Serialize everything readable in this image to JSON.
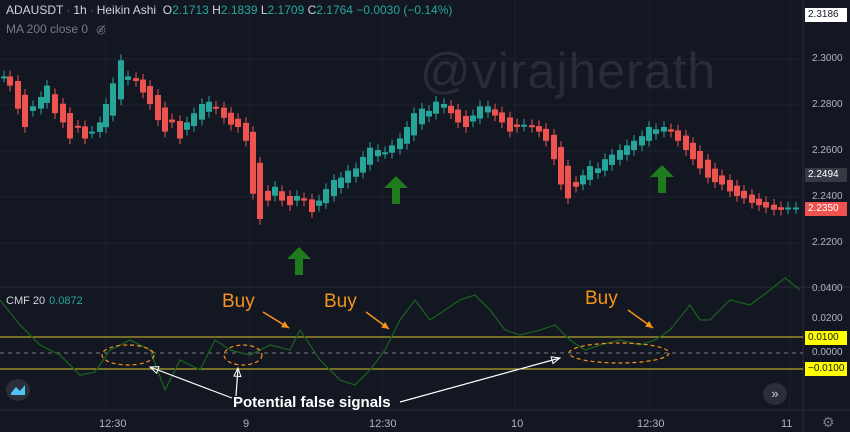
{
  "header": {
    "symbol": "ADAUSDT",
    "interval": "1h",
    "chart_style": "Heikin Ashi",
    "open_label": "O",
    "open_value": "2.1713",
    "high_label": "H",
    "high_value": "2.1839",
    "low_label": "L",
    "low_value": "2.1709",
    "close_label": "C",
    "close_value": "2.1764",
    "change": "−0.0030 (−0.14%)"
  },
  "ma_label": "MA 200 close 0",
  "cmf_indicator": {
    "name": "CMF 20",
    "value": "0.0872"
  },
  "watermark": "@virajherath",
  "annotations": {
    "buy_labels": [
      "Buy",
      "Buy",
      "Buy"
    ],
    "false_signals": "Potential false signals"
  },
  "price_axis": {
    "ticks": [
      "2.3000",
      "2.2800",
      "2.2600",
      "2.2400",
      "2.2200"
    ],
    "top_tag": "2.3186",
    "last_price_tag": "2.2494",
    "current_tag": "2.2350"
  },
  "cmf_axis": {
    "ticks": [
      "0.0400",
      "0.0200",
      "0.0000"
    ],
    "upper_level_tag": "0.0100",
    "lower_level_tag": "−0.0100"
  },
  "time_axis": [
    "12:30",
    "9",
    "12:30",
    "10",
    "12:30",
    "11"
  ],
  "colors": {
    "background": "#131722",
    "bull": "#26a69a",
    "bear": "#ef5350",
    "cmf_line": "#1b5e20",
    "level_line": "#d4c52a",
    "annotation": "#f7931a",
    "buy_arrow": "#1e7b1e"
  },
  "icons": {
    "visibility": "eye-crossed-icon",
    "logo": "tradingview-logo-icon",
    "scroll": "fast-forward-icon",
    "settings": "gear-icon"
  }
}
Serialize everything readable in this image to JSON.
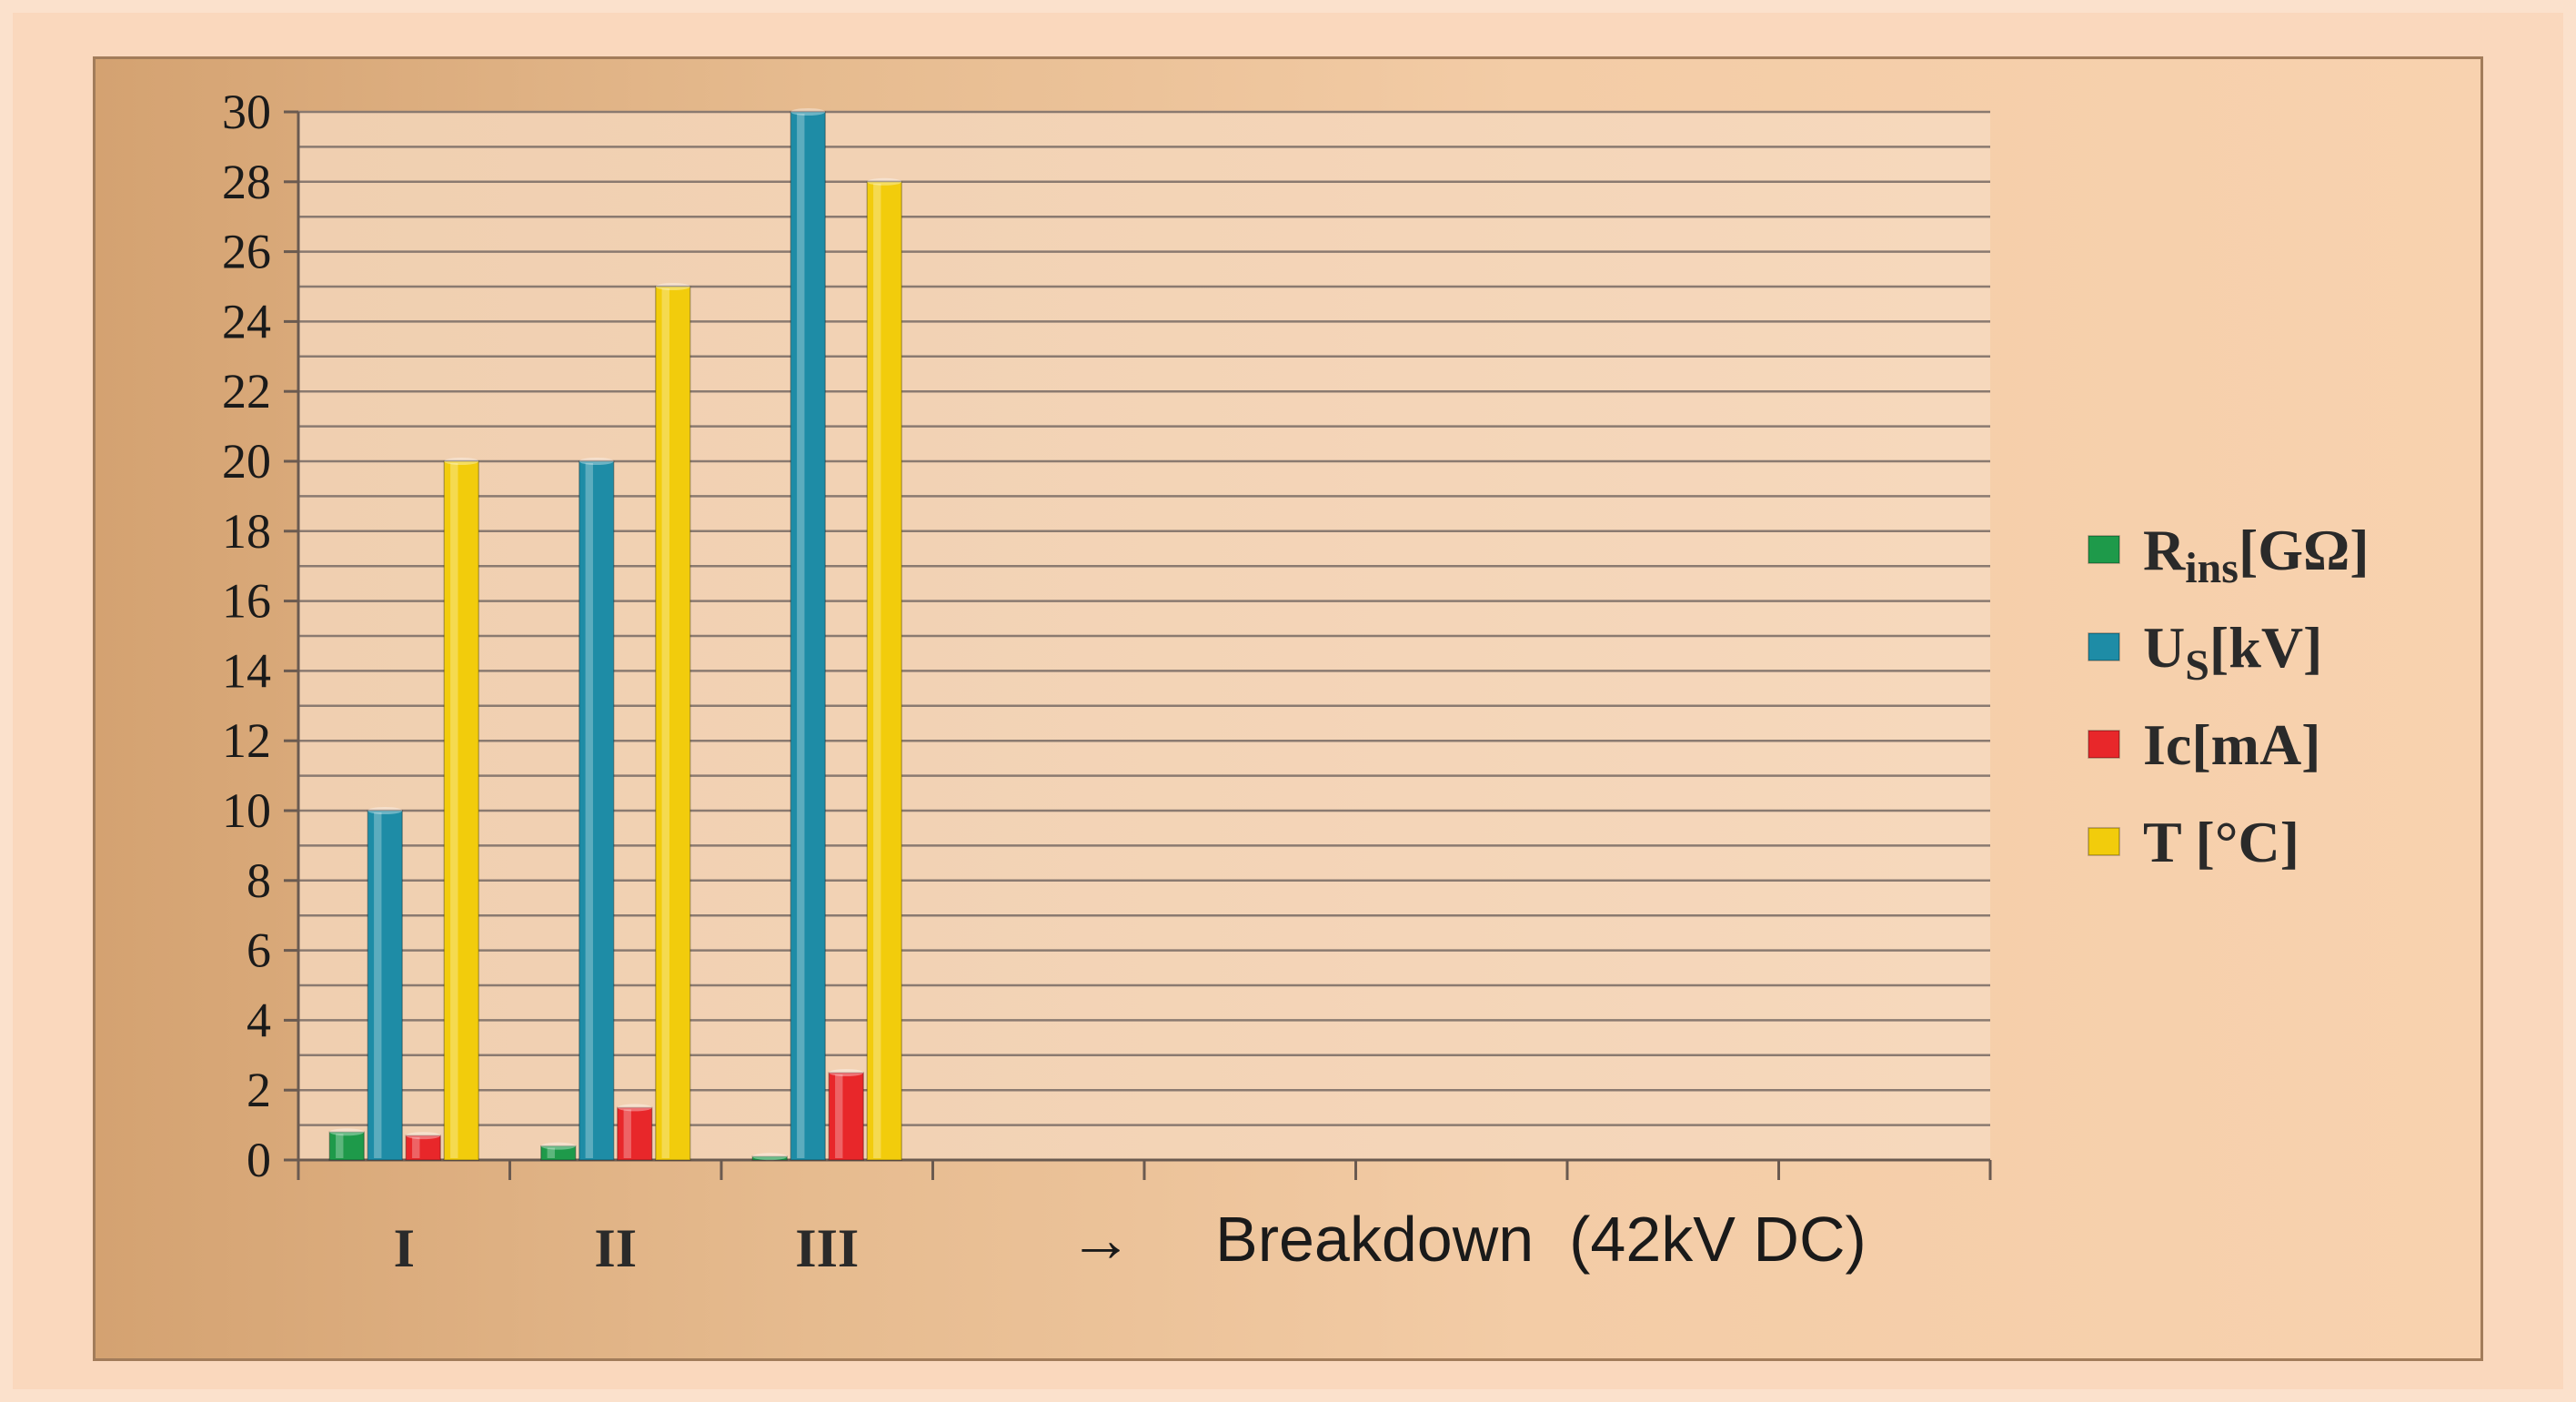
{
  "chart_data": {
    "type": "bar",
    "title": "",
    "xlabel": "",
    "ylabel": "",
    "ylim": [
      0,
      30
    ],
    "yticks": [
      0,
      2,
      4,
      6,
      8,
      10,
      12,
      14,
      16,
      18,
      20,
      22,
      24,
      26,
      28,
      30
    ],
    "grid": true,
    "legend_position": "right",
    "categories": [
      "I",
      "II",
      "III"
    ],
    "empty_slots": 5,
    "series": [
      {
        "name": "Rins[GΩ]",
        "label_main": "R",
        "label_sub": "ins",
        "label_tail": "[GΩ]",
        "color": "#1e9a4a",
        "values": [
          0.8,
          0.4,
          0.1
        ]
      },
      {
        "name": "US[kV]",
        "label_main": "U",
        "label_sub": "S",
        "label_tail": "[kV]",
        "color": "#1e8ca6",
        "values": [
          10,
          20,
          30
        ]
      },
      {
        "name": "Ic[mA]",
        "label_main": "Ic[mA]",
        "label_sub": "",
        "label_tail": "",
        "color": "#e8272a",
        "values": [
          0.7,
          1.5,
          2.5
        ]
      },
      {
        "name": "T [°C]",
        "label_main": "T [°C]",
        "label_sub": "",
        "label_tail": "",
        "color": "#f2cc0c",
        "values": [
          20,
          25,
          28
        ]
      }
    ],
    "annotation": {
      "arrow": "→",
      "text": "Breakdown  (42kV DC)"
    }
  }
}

================

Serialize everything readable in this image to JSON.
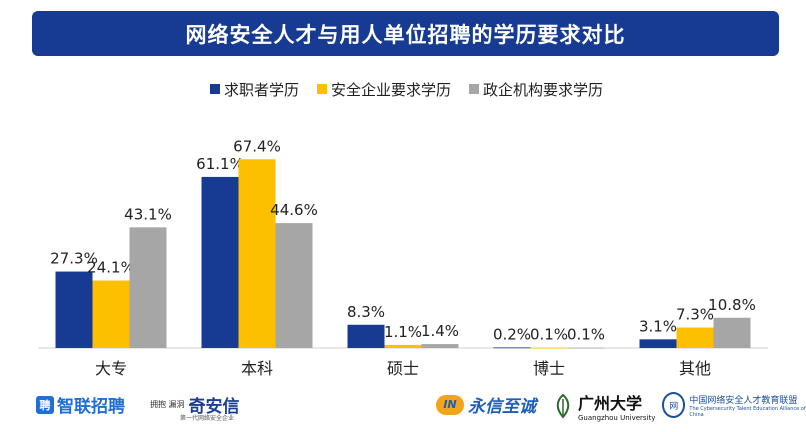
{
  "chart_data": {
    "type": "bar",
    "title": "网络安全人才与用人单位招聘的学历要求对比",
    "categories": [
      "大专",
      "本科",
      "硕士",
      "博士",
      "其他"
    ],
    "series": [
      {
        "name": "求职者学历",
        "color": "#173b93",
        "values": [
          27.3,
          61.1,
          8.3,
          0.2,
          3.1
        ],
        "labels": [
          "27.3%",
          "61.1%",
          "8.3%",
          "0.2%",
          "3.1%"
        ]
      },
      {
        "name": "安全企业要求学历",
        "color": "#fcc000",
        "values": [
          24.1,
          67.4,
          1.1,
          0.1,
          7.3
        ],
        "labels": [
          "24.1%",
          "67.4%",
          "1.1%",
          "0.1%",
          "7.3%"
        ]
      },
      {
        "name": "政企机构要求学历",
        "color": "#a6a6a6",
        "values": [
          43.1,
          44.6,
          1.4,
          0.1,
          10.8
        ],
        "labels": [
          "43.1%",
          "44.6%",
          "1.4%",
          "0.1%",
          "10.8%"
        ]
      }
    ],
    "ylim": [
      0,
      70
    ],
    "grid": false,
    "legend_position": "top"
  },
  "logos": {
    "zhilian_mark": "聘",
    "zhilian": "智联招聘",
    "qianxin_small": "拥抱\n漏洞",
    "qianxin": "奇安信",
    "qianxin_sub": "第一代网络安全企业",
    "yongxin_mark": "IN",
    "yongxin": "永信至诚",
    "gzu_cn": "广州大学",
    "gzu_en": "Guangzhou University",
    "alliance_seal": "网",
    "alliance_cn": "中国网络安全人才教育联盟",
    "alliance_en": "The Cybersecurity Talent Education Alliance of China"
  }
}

================

Looking at the entries above, say how many lines contain the word "name". Only the number is wanted.

- **Full response**
8